• [GIVEN INFORMATION]

** start **

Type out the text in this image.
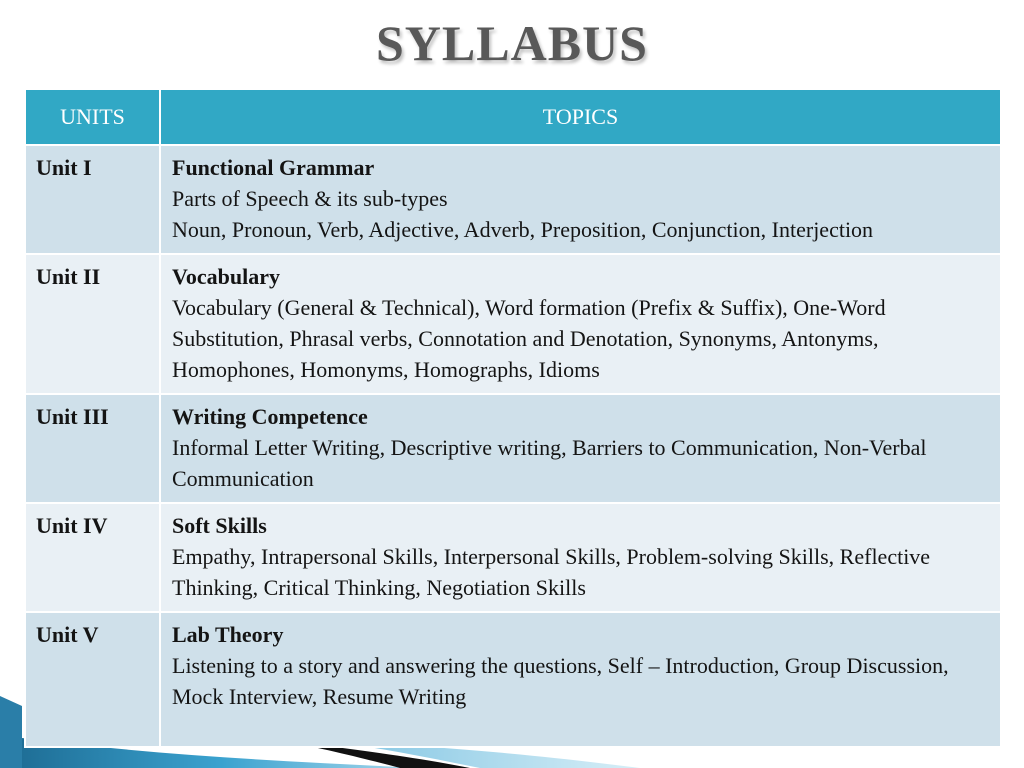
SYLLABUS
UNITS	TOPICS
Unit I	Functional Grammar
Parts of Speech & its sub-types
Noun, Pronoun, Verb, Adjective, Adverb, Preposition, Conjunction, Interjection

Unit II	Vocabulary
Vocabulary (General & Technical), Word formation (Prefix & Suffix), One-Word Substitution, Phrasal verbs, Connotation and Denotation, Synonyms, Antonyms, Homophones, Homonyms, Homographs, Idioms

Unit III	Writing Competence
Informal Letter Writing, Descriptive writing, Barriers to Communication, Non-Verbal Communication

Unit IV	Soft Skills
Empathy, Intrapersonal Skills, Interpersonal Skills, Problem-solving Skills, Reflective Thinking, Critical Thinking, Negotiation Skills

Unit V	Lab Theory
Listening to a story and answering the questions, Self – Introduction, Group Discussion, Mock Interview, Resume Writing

** end **
** start **

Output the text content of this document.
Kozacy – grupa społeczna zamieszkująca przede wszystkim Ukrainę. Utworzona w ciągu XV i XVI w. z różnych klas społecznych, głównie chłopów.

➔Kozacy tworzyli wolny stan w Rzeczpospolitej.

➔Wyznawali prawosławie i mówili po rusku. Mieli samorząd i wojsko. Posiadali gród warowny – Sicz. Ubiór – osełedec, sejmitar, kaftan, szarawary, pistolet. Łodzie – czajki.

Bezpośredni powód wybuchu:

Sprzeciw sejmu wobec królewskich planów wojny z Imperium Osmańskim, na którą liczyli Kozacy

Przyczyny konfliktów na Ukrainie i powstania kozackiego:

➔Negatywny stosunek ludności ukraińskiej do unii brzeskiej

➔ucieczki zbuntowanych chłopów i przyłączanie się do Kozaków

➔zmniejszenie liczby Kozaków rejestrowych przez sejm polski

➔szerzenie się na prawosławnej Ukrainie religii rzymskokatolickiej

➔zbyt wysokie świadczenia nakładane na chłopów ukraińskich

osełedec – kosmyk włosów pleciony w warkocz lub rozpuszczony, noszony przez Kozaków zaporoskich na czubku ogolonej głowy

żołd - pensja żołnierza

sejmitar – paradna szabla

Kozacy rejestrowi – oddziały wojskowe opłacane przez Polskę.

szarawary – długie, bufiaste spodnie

** end **
** start **

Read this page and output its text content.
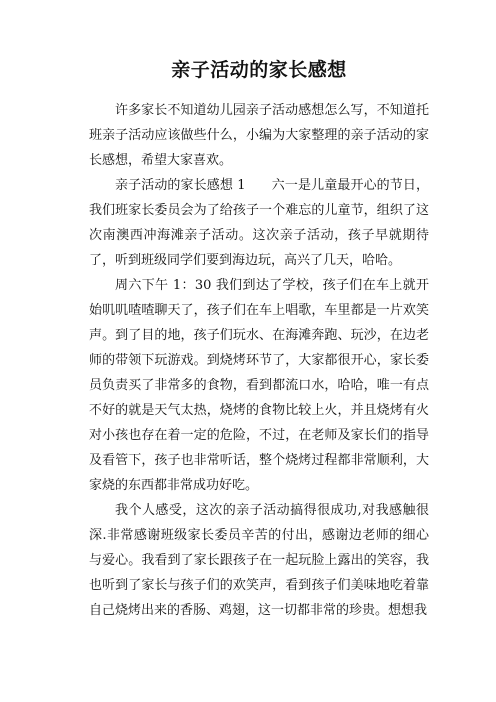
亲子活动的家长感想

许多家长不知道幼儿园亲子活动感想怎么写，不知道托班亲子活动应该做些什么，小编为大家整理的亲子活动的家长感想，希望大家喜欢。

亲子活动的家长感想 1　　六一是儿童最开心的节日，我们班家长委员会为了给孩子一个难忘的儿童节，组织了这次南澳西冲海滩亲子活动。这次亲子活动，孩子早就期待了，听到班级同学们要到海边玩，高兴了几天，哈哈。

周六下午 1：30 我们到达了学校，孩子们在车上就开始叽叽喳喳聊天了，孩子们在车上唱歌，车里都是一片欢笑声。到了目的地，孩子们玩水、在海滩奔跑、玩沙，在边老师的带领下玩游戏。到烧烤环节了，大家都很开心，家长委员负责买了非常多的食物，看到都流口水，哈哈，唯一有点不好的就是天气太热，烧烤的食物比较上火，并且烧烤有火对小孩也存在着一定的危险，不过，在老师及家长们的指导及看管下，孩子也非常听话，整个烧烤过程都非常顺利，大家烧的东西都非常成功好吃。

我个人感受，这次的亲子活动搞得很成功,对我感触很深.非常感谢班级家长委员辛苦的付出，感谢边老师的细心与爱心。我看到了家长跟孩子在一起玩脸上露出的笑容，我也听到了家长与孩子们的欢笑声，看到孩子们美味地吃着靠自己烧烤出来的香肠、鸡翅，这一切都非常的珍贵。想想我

** end **

• [GIVEN REQUEST]
Count the lines in the material above where the string "Ukrainie" appears, then state only that count.

• [RESULT OF THIS TASK]
2